SHORT EXERCISE
Pick every line with "leží" from the material below.
━━━ RECORDS PROVIDED ━━━
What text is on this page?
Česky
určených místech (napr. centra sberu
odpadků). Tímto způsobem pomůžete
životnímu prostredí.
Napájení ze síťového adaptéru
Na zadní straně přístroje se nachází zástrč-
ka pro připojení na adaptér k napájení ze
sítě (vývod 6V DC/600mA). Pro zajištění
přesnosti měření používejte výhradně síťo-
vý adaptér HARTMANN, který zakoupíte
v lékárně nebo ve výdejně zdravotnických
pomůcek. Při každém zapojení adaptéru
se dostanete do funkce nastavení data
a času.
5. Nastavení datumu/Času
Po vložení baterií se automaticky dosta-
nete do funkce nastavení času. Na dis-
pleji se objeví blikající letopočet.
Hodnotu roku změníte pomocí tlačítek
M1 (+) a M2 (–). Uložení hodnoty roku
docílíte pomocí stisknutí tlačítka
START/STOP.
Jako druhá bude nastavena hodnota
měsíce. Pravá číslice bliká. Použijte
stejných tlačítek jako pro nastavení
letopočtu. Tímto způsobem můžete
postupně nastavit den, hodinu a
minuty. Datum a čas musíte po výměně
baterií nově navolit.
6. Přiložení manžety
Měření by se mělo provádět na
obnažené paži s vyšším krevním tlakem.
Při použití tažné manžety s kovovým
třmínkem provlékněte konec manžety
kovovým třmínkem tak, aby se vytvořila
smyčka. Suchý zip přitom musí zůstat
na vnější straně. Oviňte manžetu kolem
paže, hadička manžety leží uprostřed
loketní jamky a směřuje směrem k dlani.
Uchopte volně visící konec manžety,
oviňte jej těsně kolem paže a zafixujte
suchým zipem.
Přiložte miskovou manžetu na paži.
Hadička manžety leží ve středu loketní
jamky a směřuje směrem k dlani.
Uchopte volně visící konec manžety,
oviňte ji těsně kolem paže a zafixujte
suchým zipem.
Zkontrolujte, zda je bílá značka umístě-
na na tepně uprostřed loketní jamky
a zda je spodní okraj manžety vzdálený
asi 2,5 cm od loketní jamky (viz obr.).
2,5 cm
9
━━━
EXERCISE OUTPUT
paže, hadička manžety leží uprostřed
Hadička manžety leží ve středu loketní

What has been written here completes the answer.